Exercise prompt:
For the data below, report only the number of lines containing the string "title".

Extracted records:
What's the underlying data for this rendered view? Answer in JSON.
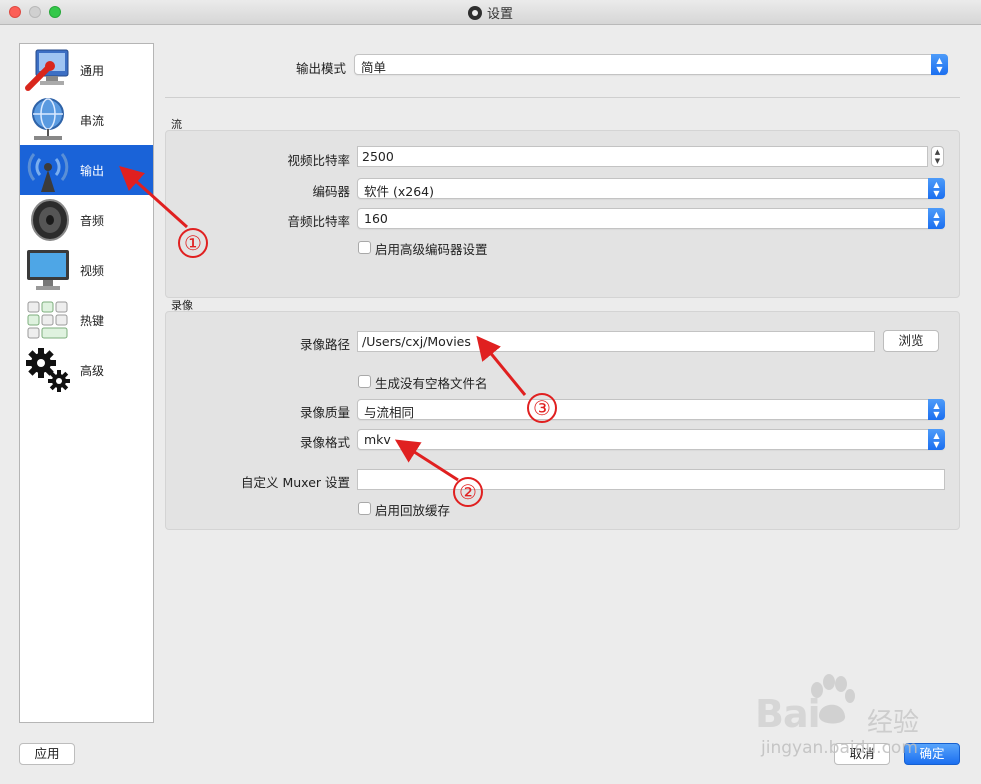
{
  "window": {
    "title": "设置"
  },
  "sidebar": {
    "items": [
      {
        "label": "通用",
        "icon": "wrench-monitor-icon"
      },
      {
        "label": "串流",
        "icon": "globe-network-icon"
      },
      {
        "label": "输出",
        "icon": "broadcast-antenna-icon"
      },
      {
        "label": "音频",
        "icon": "speaker-icon"
      },
      {
        "label": "视频",
        "icon": "monitor-icon"
      },
      {
        "label": "热键",
        "icon": "keyboard-icon"
      },
      {
        "label": "高级",
        "icon": "gears-icon"
      }
    ],
    "active": "输出"
  },
  "output_mode": {
    "label": "输出模式",
    "value": "简单"
  },
  "stream": {
    "title": "流",
    "video_bitrate": {
      "label": "视频比特率",
      "value": "2500"
    },
    "encoder": {
      "label": "编码器",
      "value": "软件 (x264)"
    },
    "audio_bitrate": {
      "label": "音频比特率",
      "value": "160"
    },
    "advanced_encoder": {
      "label": "启用高级编码器设置"
    }
  },
  "recording": {
    "title": "录像",
    "path": {
      "label": "录像路径",
      "value": "/Users/cxj/Movies",
      "browse_label": "浏览"
    },
    "no_space_filename": {
      "label": "生成没有空格文件名"
    },
    "quality": {
      "label": "录像质量",
      "value": "与流相同"
    },
    "format": {
      "label": "录像格式",
      "value": "mkv"
    },
    "muxer": {
      "label": "自定义 Muxer 设置",
      "value": ""
    },
    "replay_buffer": {
      "label": "启用回放缓存"
    }
  },
  "buttons": {
    "apply": "应用",
    "cancel": "取消",
    "ok": "确定"
  },
  "annotations": [
    "①",
    "②",
    "③"
  ],
  "watermark": {
    "brand": "Bai",
    "cn": "经验",
    "url": "jingyan.baidu.com"
  },
  "colors": {
    "accent": "#1a63d8",
    "annotation": "#e02020"
  }
}
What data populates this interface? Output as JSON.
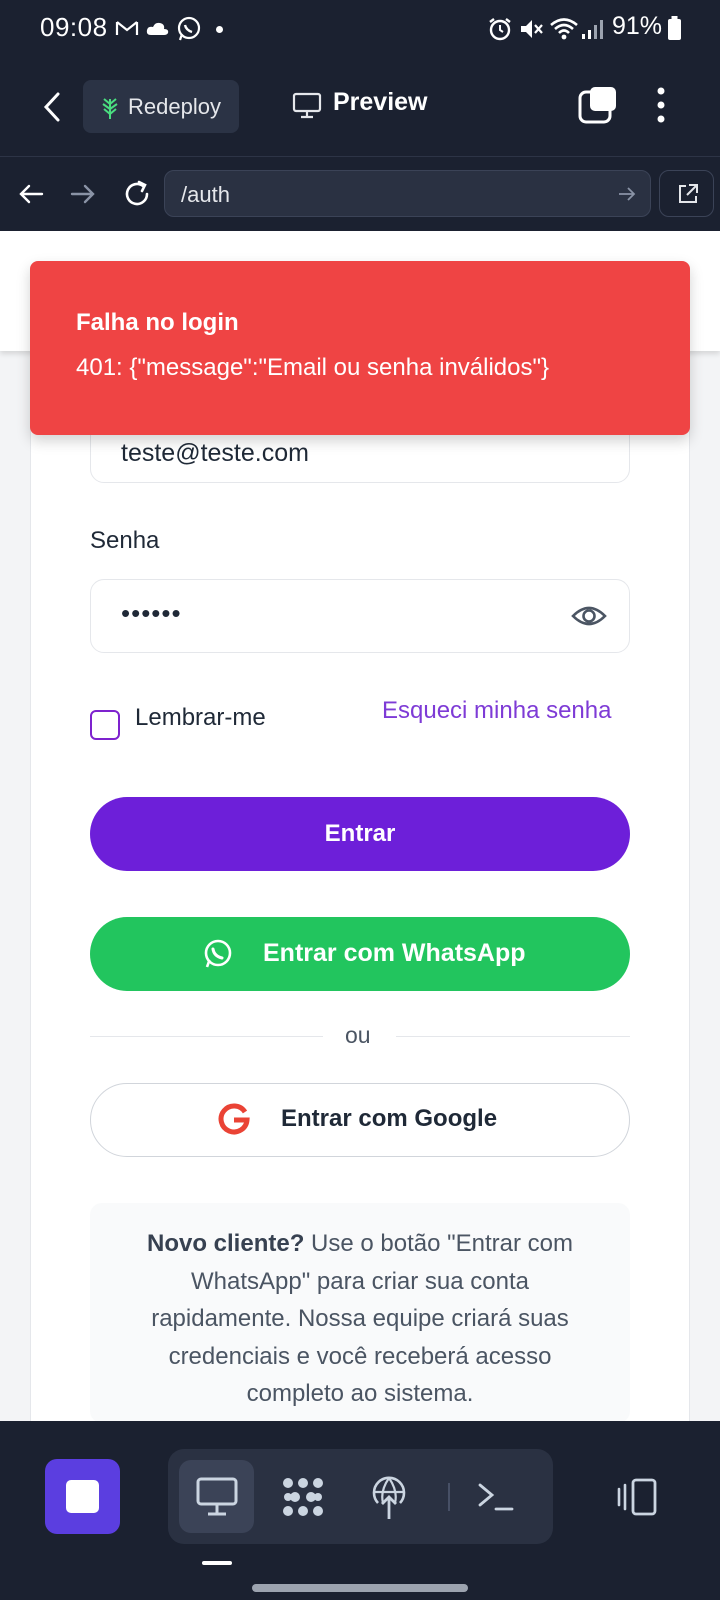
{
  "status_bar": {
    "time": "09:08",
    "battery": "91%"
  },
  "header": {
    "redeploy_label": "Redeploy",
    "preview_label": "Preview"
  },
  "url_bar": {
    "url": "/auth"
  },
  "form": {
    "email_value": "teste@teste.com",
    "password_label": "Senha",
    "password_value": "••••••",
    "remember_label": "Lembrar-me",
    "forgot_link": "Esqueci minha senha",
    "login_button": "Entrar",
    "whatsapp_button": "Entrar com WhatsApp",
    "divider_text": "ou",
    "google_button": "Entrar com Google",
    "info_bold": "Novo cliente?",
    "info_text": " Use o botão \"Entrar com WhatsApp\" para criar sua conta rapidamente. Nossa equipe criará suas credenciais e você receberá acesso completo ao sistema."
  },
  "toast": {
    "title": "Falha no login",
    "message": "401: {\"message\":\"Email ou senha inválidos\"}"
  },
  "colors": {
    "primary": "#6d1fd9",
    "whatsapp": "#22c55e",
    "error": "#ef4444",
    "chrome": "#1b2130"
  }
}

Output of the task:
4